__Extracted text__
begin

Although he became a clergyman, his days in the cotton business were to prove important to him. He credited them with giving him the "training and experience (that) qualified me for a Registrar in the Church." For fifteen years, in addition to his regular duties as an Episcopal priest, Barry worked as a registrar for the missionary districts of Spokane, Washington, and Eastern Oregon, compiling both current and historical church records. His historical interests expanded to include the Pacific Northwest as a whole, and upon his retirement from the church Barry began devoting his full attention to the pursuit of accurate historical detail.

end

[Rows taken from a layout dataset]
begin

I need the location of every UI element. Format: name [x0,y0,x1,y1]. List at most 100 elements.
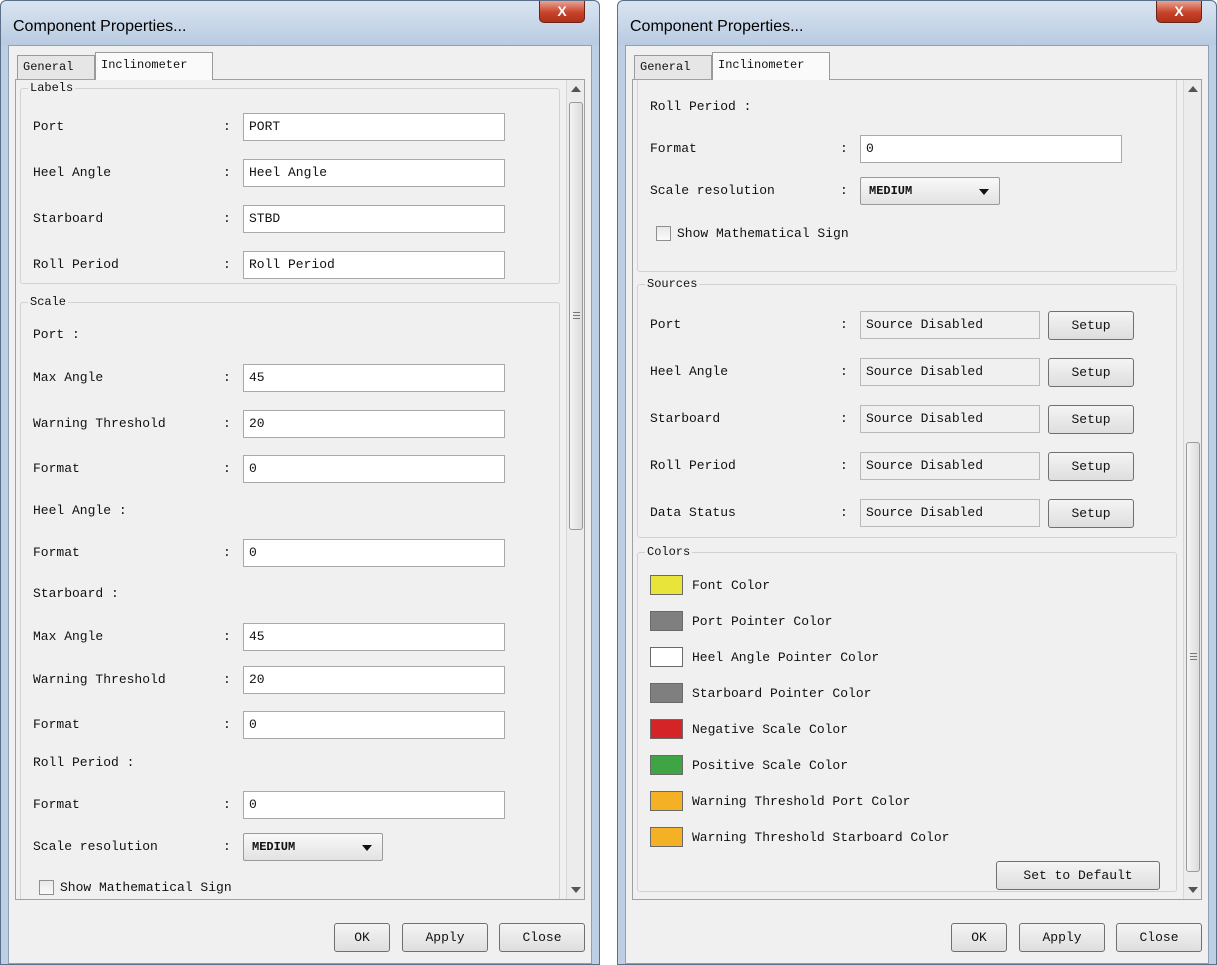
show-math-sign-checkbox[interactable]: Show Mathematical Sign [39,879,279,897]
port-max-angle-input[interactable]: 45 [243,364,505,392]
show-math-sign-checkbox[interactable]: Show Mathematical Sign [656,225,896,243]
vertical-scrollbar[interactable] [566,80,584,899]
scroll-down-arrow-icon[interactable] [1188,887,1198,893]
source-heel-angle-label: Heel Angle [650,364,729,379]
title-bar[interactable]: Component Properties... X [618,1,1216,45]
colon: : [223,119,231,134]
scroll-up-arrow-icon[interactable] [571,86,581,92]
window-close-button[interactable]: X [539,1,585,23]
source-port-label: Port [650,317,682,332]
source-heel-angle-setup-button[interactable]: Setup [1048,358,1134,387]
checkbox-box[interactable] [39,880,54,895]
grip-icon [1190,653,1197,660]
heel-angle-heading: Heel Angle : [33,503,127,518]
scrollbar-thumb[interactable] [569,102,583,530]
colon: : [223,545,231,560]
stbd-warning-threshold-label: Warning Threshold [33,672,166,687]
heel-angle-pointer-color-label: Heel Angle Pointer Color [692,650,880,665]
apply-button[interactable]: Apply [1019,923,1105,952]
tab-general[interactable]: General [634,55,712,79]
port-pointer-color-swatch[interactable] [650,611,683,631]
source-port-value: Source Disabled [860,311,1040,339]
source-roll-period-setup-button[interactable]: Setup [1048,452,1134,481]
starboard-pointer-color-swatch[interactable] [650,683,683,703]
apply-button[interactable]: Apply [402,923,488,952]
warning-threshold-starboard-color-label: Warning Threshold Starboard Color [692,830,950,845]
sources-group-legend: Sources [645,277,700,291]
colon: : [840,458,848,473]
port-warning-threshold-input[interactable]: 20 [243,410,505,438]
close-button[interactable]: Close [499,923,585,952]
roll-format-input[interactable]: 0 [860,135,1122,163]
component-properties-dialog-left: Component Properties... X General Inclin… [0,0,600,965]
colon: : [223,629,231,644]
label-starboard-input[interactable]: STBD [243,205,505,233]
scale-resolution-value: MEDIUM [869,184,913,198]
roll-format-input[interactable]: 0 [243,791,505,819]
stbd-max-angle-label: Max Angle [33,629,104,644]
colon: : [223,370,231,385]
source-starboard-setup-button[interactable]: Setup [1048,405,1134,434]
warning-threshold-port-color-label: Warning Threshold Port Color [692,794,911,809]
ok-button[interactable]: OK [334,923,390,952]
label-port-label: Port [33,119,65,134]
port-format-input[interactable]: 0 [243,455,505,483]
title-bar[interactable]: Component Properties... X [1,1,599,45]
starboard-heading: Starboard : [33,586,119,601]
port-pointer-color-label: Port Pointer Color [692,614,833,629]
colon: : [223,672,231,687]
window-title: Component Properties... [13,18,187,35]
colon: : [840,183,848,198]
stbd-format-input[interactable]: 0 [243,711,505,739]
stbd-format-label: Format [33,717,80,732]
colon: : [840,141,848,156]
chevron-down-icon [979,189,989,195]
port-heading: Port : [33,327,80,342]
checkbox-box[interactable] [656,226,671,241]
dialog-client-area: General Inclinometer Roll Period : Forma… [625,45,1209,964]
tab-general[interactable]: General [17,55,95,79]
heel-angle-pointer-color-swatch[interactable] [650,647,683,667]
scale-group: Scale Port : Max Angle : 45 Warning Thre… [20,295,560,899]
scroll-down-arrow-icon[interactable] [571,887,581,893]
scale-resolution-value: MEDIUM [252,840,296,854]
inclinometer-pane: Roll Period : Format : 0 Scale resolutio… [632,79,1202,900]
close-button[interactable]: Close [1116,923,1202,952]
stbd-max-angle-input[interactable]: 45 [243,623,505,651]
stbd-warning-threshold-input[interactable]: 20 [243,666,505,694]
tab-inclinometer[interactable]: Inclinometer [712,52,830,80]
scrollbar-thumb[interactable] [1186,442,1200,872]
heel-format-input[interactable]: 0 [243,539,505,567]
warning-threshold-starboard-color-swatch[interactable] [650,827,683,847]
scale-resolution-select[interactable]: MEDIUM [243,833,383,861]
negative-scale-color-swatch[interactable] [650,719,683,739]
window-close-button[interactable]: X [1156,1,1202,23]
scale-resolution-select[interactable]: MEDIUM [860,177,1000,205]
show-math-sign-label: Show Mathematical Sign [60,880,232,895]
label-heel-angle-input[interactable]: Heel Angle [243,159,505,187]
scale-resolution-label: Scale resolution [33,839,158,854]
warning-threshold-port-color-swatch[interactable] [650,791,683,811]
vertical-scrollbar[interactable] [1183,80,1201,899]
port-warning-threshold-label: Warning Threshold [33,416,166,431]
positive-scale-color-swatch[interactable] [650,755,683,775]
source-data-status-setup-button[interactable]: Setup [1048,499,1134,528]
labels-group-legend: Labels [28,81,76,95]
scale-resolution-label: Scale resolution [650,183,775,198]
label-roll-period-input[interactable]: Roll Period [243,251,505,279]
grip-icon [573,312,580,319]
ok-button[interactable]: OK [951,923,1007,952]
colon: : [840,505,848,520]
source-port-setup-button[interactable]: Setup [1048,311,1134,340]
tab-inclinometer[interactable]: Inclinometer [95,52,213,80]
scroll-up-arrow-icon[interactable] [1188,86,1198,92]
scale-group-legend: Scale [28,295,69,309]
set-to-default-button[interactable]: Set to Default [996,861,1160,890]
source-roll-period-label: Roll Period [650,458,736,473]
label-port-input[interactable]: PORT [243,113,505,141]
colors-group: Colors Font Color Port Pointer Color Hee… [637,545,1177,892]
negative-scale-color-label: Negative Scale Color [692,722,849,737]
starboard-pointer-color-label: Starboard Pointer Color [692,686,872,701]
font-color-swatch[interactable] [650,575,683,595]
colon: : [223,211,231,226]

end

__Problems__
**A.** According to the passage about Barry, how many years did he work as a registrar for the missionary districts?
**B.** Please reproduce the text of the Barry passage between "Although he became" and "accurate historical detail.", inclusive.

__Answers by task__
**A.** Fifteen years.

**B.**
Although he became a clergyman, his days in the cotton business were to prove important to him. He credited them with giving him the "training and experience (that) qualified me for a Registrar in the Church." For fifteen years, in addition to his regular duties as an Episcopal priest, Barry worked as a registrar for the missionary districts of Spokane, Washington, and Eastern Oregon, compiling both current and historical church records. His historical interests expanded to include the Pacific Northwest as a whole, and upon his retirement from the church Barry began devoting his full attention to the pursuit of accurate historical detail.